■ THE TASK
Gather from the listing below each line that includes the word "this", and copy it.

■ TASK INPUTS
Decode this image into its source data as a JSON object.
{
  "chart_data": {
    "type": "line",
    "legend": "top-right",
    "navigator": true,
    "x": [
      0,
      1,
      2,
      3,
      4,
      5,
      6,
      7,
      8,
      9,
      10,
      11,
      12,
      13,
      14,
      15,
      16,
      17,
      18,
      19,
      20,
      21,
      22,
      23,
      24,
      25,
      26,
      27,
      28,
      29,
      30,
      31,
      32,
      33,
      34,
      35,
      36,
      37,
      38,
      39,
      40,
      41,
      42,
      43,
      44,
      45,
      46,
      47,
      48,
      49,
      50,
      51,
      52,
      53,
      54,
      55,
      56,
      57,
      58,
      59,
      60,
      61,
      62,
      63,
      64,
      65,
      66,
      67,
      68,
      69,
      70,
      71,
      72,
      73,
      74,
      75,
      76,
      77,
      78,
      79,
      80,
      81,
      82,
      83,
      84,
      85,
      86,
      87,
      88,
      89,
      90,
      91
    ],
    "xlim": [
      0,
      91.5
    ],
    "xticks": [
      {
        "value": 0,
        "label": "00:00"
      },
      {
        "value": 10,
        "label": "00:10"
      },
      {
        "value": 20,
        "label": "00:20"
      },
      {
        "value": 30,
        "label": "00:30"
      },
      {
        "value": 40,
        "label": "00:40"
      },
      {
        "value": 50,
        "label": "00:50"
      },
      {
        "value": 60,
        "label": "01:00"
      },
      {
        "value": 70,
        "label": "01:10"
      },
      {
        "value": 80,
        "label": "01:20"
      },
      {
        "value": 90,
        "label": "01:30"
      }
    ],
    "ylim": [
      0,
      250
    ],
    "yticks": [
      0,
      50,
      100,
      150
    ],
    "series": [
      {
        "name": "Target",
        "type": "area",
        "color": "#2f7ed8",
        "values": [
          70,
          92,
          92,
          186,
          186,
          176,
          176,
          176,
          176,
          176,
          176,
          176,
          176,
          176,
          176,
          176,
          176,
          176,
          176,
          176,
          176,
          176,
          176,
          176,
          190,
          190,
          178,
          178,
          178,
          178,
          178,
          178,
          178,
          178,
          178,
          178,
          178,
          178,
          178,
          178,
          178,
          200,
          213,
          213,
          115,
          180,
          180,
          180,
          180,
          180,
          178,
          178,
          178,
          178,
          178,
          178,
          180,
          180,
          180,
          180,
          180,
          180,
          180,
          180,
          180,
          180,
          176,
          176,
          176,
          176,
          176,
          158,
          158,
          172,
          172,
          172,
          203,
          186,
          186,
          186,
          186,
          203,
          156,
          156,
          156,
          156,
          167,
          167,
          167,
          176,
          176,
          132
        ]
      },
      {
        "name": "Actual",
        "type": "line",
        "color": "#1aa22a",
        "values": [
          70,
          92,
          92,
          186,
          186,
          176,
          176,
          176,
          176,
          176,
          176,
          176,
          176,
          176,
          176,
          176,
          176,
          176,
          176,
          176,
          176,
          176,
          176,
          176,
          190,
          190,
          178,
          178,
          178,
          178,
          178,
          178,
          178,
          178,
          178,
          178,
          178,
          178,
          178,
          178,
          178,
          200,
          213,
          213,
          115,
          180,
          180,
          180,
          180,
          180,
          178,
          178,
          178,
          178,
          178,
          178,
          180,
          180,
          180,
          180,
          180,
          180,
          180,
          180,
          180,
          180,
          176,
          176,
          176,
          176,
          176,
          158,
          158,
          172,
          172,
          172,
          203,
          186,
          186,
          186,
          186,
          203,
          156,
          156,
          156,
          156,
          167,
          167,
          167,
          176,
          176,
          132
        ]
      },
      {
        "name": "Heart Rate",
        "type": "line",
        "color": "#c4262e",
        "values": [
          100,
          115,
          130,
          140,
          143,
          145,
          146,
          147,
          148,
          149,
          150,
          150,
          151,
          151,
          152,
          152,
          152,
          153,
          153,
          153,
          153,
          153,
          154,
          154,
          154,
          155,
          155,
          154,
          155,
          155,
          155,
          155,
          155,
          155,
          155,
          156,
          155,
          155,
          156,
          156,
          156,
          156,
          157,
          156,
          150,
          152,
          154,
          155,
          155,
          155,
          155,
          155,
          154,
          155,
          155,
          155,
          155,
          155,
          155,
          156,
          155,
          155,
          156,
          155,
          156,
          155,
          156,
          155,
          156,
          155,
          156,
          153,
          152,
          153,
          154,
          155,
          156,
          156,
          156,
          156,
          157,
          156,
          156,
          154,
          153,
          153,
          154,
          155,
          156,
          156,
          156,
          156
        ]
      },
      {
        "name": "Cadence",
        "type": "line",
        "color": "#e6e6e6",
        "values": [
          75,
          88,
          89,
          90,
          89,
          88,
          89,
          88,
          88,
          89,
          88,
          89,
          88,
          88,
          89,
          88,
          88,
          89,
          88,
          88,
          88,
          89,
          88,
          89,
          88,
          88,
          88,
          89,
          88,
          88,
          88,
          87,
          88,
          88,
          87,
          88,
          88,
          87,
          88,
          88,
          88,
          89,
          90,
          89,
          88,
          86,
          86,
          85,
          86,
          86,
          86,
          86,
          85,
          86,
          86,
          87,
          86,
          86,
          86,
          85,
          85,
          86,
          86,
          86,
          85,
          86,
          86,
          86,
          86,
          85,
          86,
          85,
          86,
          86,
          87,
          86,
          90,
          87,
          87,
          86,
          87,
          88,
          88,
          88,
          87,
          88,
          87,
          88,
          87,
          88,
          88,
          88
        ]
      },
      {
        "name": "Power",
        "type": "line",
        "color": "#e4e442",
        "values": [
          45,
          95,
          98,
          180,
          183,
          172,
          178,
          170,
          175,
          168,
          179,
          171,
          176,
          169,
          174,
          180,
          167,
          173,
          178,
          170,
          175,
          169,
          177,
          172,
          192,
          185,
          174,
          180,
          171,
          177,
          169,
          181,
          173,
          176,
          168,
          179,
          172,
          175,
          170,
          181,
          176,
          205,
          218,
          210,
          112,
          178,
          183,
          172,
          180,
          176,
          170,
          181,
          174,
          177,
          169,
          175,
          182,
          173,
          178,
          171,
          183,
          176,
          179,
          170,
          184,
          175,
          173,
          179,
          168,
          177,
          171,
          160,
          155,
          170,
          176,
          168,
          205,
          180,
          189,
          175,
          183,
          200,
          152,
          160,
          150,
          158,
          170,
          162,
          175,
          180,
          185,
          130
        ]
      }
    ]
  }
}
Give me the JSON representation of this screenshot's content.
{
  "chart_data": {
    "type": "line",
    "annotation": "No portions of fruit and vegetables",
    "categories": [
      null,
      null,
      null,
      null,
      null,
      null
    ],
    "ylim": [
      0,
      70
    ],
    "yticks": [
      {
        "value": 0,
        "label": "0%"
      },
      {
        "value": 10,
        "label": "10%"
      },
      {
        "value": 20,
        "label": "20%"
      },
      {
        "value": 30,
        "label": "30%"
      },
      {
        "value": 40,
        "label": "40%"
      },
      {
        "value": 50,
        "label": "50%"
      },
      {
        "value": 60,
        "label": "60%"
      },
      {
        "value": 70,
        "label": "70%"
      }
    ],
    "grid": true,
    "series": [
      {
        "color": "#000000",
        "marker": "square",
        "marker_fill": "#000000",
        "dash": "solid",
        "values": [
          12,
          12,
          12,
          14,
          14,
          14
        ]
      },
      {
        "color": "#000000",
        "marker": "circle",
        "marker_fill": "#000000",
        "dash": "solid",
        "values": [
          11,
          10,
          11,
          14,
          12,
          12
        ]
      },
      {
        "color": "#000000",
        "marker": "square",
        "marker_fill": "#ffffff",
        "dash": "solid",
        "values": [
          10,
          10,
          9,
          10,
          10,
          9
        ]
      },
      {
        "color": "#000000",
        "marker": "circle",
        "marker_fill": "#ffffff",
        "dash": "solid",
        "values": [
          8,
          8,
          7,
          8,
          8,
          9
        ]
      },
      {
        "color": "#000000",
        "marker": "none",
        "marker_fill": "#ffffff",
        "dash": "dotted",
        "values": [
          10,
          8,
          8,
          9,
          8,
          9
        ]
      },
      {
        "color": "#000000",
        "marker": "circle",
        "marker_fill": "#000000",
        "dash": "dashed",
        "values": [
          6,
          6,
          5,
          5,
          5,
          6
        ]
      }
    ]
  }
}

■ REPLY
Decode this image into its source data as a JSON object.
Give me the JSON representation of this screenshot's content.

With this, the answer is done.